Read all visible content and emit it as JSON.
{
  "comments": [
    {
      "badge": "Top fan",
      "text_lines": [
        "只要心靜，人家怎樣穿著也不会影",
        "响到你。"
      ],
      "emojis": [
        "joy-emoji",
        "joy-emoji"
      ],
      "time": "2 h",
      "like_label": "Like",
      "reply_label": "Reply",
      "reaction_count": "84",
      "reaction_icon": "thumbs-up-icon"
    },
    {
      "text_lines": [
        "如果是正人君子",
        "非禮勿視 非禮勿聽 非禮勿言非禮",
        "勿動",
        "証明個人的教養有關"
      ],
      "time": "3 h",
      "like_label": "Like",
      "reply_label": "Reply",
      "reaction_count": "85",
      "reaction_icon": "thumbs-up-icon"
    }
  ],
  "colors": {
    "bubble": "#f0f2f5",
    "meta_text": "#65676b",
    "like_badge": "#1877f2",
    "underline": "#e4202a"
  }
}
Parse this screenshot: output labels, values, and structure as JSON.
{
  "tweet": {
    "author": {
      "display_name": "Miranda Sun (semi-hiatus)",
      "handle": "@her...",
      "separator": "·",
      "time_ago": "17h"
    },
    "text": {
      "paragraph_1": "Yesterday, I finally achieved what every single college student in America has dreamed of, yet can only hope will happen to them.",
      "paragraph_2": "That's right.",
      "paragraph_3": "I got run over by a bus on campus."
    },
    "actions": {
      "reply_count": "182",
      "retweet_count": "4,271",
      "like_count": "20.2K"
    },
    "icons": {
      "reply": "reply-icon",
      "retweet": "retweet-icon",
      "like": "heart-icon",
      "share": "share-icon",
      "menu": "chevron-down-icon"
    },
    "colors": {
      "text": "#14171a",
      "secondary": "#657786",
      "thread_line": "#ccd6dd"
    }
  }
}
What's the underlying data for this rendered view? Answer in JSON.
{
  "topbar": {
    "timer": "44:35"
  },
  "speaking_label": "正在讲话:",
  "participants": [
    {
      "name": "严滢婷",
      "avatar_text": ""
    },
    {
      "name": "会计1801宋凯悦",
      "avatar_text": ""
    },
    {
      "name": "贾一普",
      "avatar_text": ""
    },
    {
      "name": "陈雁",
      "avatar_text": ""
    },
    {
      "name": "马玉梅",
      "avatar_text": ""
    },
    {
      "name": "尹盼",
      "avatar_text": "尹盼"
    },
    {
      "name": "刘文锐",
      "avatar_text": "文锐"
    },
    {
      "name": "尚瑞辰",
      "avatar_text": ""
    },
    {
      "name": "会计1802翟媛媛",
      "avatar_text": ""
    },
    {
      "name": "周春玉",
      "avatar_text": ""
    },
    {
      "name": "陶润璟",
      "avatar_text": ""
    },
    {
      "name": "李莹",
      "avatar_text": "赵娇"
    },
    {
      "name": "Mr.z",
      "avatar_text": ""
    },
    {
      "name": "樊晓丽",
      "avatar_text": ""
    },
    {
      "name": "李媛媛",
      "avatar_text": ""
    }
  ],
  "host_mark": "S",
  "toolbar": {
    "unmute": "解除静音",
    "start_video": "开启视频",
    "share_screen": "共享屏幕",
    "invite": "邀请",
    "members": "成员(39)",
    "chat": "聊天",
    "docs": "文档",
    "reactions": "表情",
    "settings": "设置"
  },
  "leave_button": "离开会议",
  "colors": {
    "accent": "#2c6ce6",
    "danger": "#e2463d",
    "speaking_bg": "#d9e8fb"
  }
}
****
Restate each record word for word.

:: THE RESULT ::
Read all visible content and emit it as JSON.
{
  "comments": [
    {
      "badge": "Top fan",
      "text_lines": [
        "只要心靜，人家怎樣穿著也不会影",
        "响到你。"
      ],
      "emojis": [
        "joy-emoji",
        "joy-emoji"
      ],
      "time": "2 h",
      "like_label": "Like",
      "reply_label": "Reply",
      "reaction_count": "84",
      "reaction_icon": "thumbs-up-icon"
    },
    {
      "text_lines": [
        "如果是正人君子",
        "非禮勿視 非禮勿聽 非禮勿言非禮",
        "勿動",
        "証明個人的教養有關"
      ],
      "time": "3 h",
      "like_label": "Like",
      "reply_label": "Reply",
      "reaction_count": "85",
      "reaction_icon": "thumbs-up-icon"
    }
  ],
  "colors": {
    "bubble": "#f0f2f5",
    "meta_text": "#65676b",
    "like_badge": "#1877f2",
    "underline": "#e4202a"
  }
}
Parse this screenshot: output labels, values, and structure as JSON.
{
  "tweet": {
    "author": {
      "display_name": "Miranda Sun (semi-hiatus)",
      "handle": "@her...",
      "separator": "·",
      "time_ago": "17h"
    },
    "text": {
      "paragraph_1": "Yesterday, I finally achieved what every single college student in America has dreamed of, yet can only hope will happen to them.",
      "paragraph_2": "That's right.",
      "paragraph_3": "I got run over by a bus on campus."
    },
    "actions": {
      "reply_count": "182",
      "retweet_count": "4,271",
      "like_count": "20.2K"
    },
    "icons": {
      "reply": "reply-icon",
      "retweet": "retweet-icon",
      "like": "heart-icon",
      "share": "share-icon",
      "menu": "chevron-down-icon"
    },
    "colors": {
      "text": "#14171a",
      "secondary": "#657786",
      "thread_line": "#ccd6dd"
    }
  }
}
What's the underlying data for this rendered view? Answer in JSON.
{
  "topbar": {
    "timer": "44:35"
  },
  "speaking_label": "正在讲话:",
  "participants": [
    {
      "name": "严滢婷",
      "avatar_text": ""
    },
    {
      "name": "会计1801宋凯悦",
      "avatar_text": ""
    },
    {
      "name": "贾一普",
      "avatar_text": ""
    },
    {
      "name": "陈雁",
      "avatar_text": ""
    },
    {
      "name": "马玉梅",
      "avatar_text": ""
    },
    {
      "name": "尹盼",
      "avatar_text": "尹盼"
    },
    {
      "name": "刘文锐",
      "avatar_text": "文锐"
    },
    {
      "name": "尚瑞辰",
      "avatar_text": ""
    },
    {
      "name": "会计1802翟媛媛",
      "avatar_text": ""
    },
    {
      "name": "周春玉",
      "avatar_text": ""
    },
    {
      "name": "陶润璟",
      "avatar_text": ""
    },
    {
      "name": "李莹",
      "avatar_text": "赵娇"
    },
    {
      "name": "Mr.z",
      "avatar_text": ""
    },
    {
      "name": "樊晓丽",
      "avatar_text": ""
    },
    {
      "name": "李媛媛",
      "avatar_text": ""
    }
  ],
  "host_mark": "S",
  "toolbar": {
    "unmute": "解除静音",
    "start_video": "开启视频",
    "share_screen": "共享屏幕",
    "invite": "邀请",
    "members": "成员(39)",
    "chat": "聊天",
    "docs": "文档",
    "reactions": "表情",
    "settings": "设置"
  },
  "leave_button": "离开会议",
  "colors": {
    "accent": "#2c6ce6",
    "danger": "#e2463d",
    "speaking_bg": "#d9e8fb"
  }
}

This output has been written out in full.